Data for processing:
* start *

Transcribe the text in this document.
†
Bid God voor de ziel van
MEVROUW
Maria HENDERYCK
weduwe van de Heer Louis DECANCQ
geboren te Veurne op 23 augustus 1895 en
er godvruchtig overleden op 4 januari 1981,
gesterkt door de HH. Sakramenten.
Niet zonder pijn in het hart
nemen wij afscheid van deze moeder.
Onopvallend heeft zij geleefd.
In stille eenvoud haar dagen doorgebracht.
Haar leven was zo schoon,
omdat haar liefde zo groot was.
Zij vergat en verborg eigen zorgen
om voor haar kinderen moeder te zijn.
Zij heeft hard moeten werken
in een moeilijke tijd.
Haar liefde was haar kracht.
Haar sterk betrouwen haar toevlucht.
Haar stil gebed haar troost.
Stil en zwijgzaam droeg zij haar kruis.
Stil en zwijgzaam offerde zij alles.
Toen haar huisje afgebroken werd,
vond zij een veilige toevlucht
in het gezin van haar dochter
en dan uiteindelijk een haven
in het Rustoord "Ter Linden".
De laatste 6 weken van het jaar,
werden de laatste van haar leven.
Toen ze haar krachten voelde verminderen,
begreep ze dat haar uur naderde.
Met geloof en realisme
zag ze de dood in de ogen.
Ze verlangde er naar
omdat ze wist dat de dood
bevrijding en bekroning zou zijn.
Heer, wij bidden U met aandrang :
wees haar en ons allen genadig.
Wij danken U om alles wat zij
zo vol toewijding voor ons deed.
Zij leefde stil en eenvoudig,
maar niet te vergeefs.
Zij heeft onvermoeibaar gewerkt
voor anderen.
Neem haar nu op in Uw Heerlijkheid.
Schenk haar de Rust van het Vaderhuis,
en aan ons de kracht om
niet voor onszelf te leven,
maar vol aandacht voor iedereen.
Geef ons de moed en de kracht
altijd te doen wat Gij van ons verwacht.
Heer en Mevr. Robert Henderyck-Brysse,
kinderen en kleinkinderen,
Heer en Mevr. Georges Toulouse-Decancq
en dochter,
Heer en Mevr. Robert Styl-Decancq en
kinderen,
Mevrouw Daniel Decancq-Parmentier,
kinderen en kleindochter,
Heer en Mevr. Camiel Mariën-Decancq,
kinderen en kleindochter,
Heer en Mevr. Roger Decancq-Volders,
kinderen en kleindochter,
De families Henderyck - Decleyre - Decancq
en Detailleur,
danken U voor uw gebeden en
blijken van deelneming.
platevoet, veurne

* end *

What to produce:
Find each line holding the string "alles" and copy it out.

Answer:
Stil en zwijgzaam offerde zij alles.
Wij danken U om alles wat zij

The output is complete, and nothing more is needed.